--- START OF Provided information ---
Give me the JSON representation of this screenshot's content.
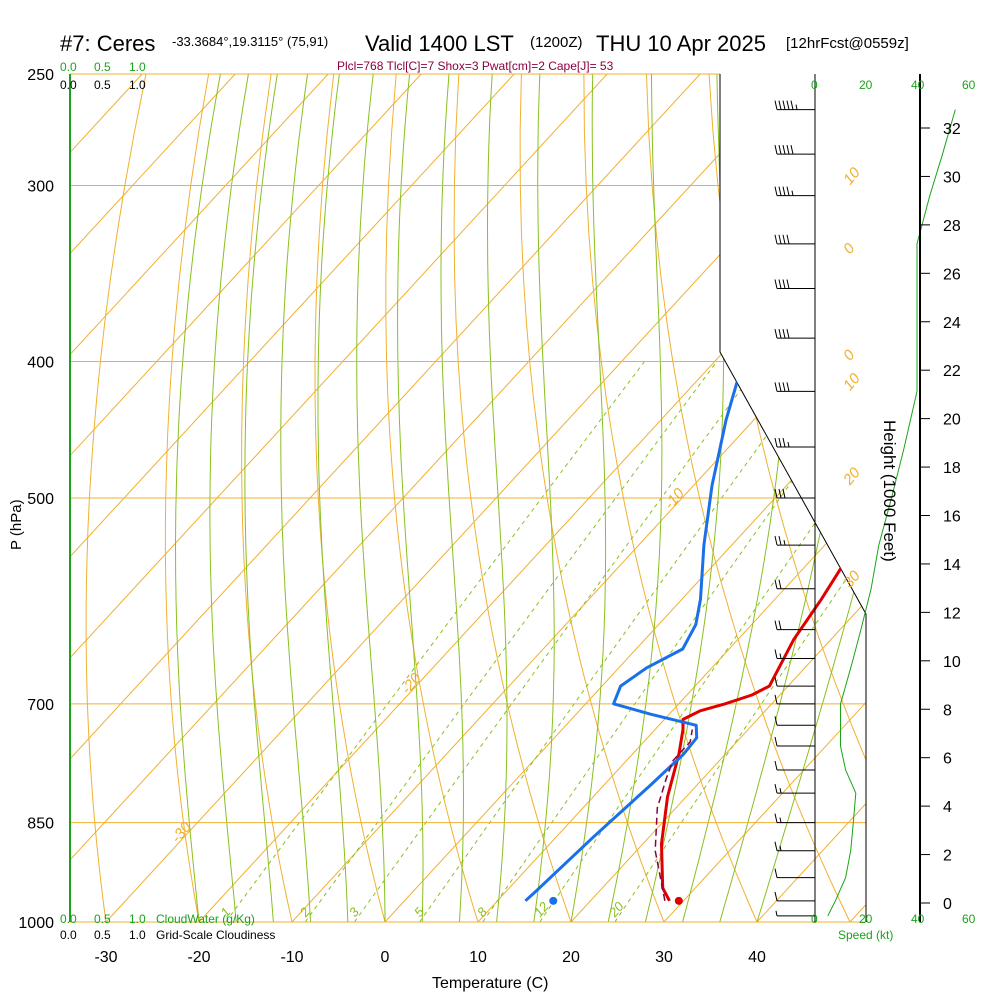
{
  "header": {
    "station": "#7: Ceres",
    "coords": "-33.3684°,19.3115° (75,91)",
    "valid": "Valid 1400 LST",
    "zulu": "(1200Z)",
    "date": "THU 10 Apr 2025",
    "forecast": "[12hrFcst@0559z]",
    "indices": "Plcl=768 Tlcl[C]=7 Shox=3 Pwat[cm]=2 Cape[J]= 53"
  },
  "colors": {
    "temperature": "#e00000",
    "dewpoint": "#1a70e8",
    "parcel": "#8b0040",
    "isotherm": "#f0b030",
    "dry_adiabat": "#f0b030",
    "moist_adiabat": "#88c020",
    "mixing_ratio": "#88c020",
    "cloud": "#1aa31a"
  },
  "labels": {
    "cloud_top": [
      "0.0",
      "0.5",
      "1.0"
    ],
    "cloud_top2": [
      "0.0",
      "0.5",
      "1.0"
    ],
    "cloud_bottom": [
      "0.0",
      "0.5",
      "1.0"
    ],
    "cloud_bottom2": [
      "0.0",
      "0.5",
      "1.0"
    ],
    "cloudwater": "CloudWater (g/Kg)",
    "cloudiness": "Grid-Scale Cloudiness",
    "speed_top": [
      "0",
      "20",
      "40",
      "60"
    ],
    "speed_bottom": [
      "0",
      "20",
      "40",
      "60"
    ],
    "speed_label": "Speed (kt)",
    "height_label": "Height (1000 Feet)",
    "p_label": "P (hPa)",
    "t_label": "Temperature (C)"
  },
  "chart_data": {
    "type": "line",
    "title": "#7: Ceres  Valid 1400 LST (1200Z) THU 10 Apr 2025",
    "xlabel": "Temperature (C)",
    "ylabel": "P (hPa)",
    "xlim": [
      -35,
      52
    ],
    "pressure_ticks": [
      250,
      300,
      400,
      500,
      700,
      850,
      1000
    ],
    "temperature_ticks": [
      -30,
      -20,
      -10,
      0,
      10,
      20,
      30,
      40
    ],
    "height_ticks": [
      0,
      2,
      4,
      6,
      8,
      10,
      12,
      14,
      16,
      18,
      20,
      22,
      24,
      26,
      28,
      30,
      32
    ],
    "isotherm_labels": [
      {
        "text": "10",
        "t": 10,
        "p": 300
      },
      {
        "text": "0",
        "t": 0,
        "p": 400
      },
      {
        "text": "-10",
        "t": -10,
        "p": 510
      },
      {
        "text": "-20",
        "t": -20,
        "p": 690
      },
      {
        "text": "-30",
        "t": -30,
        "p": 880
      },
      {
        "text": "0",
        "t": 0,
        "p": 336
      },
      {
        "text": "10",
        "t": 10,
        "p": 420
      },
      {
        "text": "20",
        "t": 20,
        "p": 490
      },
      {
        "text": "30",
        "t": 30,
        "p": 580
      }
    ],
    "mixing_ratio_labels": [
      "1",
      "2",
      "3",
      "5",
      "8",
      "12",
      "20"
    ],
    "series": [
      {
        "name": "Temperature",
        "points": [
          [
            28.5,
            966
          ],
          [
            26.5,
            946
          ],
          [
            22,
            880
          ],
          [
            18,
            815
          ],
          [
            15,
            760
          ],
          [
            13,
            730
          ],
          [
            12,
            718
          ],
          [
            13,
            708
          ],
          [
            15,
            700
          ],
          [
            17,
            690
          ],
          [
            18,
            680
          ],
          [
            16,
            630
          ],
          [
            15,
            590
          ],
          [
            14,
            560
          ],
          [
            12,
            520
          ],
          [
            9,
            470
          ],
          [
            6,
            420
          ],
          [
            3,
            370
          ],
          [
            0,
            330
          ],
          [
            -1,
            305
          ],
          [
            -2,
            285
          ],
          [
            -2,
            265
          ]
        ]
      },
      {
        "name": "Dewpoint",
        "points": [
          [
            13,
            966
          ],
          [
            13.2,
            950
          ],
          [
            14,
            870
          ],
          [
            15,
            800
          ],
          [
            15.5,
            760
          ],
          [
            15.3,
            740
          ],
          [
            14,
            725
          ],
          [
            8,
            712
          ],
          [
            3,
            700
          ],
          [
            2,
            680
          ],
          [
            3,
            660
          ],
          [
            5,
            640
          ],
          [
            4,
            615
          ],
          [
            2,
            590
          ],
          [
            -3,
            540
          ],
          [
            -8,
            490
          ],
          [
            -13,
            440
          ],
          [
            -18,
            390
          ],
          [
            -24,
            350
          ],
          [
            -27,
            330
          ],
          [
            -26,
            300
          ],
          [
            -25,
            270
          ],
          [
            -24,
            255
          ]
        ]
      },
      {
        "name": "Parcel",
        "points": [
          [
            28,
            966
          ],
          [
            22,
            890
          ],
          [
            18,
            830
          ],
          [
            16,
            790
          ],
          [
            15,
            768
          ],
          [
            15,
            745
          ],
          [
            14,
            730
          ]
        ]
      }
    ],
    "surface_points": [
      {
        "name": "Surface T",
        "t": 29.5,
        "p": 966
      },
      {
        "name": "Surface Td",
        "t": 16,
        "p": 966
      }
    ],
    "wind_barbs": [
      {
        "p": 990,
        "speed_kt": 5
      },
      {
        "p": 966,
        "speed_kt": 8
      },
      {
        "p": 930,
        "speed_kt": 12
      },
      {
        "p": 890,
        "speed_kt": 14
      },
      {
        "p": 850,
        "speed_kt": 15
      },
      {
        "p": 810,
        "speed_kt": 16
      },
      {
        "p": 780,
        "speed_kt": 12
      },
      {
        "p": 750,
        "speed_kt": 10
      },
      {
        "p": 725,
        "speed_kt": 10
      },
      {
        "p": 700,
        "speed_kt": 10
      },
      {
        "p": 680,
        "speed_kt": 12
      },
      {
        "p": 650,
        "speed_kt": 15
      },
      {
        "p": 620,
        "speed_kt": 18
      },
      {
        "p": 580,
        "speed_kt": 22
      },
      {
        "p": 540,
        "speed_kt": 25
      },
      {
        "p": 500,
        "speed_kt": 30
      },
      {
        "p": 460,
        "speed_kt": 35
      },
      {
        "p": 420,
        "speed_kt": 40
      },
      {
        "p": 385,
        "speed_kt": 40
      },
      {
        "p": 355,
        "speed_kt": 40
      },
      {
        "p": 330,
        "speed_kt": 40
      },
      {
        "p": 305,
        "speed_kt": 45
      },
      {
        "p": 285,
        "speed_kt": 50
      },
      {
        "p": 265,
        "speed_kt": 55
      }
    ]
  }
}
--- END OF Provided information ---
--- START OF Provided information ---
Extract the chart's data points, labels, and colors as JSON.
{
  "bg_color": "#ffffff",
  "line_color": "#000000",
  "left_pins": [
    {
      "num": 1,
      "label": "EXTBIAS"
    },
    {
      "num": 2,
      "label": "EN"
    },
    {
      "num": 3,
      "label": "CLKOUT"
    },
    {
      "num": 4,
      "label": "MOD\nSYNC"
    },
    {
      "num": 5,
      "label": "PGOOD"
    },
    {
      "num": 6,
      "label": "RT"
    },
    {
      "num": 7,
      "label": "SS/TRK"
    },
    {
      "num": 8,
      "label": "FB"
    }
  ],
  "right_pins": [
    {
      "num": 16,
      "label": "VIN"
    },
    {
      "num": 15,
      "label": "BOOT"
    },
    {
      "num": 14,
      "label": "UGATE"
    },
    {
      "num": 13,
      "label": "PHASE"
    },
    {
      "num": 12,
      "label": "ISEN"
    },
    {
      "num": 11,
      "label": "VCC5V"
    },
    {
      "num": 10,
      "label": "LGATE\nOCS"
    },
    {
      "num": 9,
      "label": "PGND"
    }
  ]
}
--- END OF Provided information ---
--- START OF Provided information ---
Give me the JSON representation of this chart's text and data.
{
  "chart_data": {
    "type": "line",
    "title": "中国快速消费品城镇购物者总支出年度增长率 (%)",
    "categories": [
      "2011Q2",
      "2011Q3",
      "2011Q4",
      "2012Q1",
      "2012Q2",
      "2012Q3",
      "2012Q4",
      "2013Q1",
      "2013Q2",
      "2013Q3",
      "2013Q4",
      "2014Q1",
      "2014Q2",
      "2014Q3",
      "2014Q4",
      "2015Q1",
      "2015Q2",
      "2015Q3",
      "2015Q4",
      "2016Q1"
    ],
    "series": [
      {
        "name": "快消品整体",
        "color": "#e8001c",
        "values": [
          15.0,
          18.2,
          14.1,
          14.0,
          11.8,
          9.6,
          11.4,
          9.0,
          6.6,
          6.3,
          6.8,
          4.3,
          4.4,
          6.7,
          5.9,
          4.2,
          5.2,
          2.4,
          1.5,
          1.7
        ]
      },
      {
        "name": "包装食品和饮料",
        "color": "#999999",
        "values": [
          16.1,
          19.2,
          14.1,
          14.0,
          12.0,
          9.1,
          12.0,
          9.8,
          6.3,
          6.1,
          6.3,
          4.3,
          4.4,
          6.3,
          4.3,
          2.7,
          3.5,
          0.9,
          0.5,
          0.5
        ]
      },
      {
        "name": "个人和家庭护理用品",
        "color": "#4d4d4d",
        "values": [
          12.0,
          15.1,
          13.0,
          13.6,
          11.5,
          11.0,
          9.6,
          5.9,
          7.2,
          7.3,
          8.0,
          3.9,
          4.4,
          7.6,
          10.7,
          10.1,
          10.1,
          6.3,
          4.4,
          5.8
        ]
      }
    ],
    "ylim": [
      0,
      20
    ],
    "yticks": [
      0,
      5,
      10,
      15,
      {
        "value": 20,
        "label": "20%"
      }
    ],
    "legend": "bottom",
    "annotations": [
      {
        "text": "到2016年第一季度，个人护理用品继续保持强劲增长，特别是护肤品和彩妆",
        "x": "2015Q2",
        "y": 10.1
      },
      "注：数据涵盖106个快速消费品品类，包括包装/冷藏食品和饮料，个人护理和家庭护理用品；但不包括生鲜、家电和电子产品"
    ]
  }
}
--- END OF Provided information ---
Aim of the exercise »
Write out every line of the entries that holds the word "Ceres".

Finished answer »
    "station": "#7: Ceres",
    "title": "#7: Ceres  Valid 1400 LST (1200Z) THU 10 Apr 2025",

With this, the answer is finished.